Washington, Apr 15 (UNI) Suffering from Asthma? Richard Bond, associate professor of pharmacology at University of Houston, is relying on a long-standing medical taboo to treat asthma.

Bond first applied this hypothesis in studies with mice and then moved on to two clinical trials with humans. Currently in the second clinical trial, the part of this research analysing mice was recently published in the American Journal of Respiratory Cell and Molecular Biology, which cited the relevance of Bond's work as possibly leading to a paradigm shift in the treatment of asthma. The results of the first human trial were also recently published in Pulmonary Pharmacology and Therapeutics Acute asthma attacks have traditionally been treated with inhaler-type stimulant drugs that open constricted airways.

Bond's tests initially done on asthmatic mice and later replicated in his first clinical trial with humans showed that while beta blockers initially made breathing problems worse, their continued use resulted in improved respiratory function after a 28-day period.

"In order to move certain ideas forward, science often needs to be a collaborative effort," Bond said. "You must find the right people willing to act as a team. I have been very lucky in that people have given my ideas a chance" quoted Bond as saying in Science daily.

- [TASKS]:
a: Repeat the part of the asthma article that begins at the words "Washington, Apr 15" and ends after "open constricted airways.".
b: According to the asthma article, how long did continued use of beta blockers take to improve respiratory function?

(Stored data entries)
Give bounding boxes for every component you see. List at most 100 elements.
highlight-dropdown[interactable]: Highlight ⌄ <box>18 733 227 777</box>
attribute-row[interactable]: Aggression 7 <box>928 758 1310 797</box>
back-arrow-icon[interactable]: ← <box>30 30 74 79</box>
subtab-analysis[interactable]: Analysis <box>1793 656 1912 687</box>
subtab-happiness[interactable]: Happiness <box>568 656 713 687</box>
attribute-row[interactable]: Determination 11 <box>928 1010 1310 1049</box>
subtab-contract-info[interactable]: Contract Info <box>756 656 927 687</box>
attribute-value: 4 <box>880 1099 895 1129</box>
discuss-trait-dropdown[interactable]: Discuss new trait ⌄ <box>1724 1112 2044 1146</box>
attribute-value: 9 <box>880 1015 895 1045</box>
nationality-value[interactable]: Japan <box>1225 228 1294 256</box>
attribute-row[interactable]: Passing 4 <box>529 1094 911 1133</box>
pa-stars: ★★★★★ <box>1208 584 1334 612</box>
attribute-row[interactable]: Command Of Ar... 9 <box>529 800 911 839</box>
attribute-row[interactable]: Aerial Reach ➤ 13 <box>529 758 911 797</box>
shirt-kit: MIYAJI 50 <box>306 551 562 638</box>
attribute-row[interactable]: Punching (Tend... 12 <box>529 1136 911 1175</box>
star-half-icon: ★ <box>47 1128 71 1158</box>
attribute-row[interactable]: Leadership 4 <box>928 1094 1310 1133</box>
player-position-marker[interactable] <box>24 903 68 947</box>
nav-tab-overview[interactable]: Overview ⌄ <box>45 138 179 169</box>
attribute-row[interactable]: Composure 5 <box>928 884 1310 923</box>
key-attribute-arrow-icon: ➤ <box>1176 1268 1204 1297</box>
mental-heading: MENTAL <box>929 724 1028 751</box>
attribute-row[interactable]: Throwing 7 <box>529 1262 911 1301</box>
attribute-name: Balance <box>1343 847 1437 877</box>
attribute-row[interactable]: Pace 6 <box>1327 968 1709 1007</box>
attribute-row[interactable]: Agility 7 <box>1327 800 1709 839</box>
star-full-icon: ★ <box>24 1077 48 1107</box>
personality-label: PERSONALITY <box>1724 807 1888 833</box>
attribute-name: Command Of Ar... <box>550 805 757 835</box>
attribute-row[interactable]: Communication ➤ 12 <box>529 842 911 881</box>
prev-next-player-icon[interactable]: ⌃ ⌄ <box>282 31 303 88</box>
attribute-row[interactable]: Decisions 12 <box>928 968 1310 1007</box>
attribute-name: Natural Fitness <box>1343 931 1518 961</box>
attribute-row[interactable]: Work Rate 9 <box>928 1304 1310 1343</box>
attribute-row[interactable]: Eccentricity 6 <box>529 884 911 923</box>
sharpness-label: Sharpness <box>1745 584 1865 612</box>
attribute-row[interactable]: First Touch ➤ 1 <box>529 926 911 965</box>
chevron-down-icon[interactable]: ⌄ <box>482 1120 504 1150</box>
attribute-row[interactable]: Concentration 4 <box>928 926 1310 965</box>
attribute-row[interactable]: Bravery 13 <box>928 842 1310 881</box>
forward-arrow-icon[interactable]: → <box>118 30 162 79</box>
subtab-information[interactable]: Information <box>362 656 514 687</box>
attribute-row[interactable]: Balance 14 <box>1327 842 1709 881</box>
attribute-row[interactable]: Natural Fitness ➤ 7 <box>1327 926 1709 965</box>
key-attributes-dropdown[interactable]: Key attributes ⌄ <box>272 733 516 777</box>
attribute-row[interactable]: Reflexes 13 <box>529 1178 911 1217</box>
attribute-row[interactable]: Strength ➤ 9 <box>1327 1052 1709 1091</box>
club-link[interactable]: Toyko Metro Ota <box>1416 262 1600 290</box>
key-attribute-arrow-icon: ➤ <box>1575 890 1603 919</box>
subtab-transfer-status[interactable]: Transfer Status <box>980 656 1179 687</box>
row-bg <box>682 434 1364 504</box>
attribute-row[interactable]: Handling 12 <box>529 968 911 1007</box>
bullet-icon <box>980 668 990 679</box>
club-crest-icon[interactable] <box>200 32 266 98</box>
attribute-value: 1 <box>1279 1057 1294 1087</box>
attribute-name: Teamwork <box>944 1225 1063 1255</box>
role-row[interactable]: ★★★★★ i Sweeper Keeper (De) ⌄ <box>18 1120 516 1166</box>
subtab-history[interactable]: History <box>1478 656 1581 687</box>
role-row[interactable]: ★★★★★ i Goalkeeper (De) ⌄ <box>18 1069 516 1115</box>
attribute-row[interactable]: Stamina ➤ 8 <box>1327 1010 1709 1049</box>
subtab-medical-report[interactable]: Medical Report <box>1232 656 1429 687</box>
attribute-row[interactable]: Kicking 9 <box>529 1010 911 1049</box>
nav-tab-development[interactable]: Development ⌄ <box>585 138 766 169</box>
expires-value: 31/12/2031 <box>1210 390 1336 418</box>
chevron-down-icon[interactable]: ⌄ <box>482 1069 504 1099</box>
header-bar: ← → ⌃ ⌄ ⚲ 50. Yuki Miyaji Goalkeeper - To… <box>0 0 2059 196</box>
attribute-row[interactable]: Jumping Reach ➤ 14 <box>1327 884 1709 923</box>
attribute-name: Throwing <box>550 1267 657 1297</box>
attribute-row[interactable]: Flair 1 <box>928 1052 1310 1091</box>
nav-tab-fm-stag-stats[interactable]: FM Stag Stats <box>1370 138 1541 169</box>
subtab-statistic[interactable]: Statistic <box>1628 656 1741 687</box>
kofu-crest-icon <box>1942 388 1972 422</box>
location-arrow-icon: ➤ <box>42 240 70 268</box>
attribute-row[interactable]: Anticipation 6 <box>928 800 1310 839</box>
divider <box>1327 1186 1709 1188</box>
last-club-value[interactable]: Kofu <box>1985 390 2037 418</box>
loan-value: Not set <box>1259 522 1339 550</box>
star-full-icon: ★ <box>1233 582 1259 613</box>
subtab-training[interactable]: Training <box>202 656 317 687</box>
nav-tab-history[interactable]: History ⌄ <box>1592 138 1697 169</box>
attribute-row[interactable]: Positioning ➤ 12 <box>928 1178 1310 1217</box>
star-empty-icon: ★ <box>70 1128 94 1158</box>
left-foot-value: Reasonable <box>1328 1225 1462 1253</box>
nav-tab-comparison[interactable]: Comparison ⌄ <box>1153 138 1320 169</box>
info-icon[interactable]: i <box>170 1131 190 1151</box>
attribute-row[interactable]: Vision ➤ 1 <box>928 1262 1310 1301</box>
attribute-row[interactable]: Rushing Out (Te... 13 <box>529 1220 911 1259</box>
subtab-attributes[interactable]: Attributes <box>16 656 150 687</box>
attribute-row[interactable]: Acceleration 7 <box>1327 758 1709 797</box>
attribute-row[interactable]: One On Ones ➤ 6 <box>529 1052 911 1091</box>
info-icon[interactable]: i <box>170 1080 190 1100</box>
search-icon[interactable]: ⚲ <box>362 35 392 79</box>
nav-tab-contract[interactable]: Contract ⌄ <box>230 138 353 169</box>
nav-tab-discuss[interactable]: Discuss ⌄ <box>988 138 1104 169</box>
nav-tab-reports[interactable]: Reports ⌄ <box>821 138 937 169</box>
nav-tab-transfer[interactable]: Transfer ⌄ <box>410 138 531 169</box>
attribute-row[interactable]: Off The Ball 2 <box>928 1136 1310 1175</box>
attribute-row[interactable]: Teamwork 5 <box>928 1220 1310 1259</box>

- [SOLUTIONS TO THE EXERCISE]:
a:
Washington, Apr 15 (UNI) Suffering from Asthma? Richard Bond, associate professor of pharmacology at University of Houston, is relying on a long-standing medical taboo to treat asthma.

Bond first applied this hypothesis in studies with mice and then moved on to two clinical trials with humans. Currently in the second clinical trial, the part of this research analysing mice was recently published in the American Journal of Respiratory Cell and Molecular Biology, which cited the relevance of Bond's work as possibly leading to a paradigm shift in the treatment of asthma. The results of the first human trial were also recently published in Pulmonary Pharmacology and Therapeutics Acute asthma attacks have traditionally been treated with inhaler-type stimulant drugs that open constricted airways.

b: A 28-day period.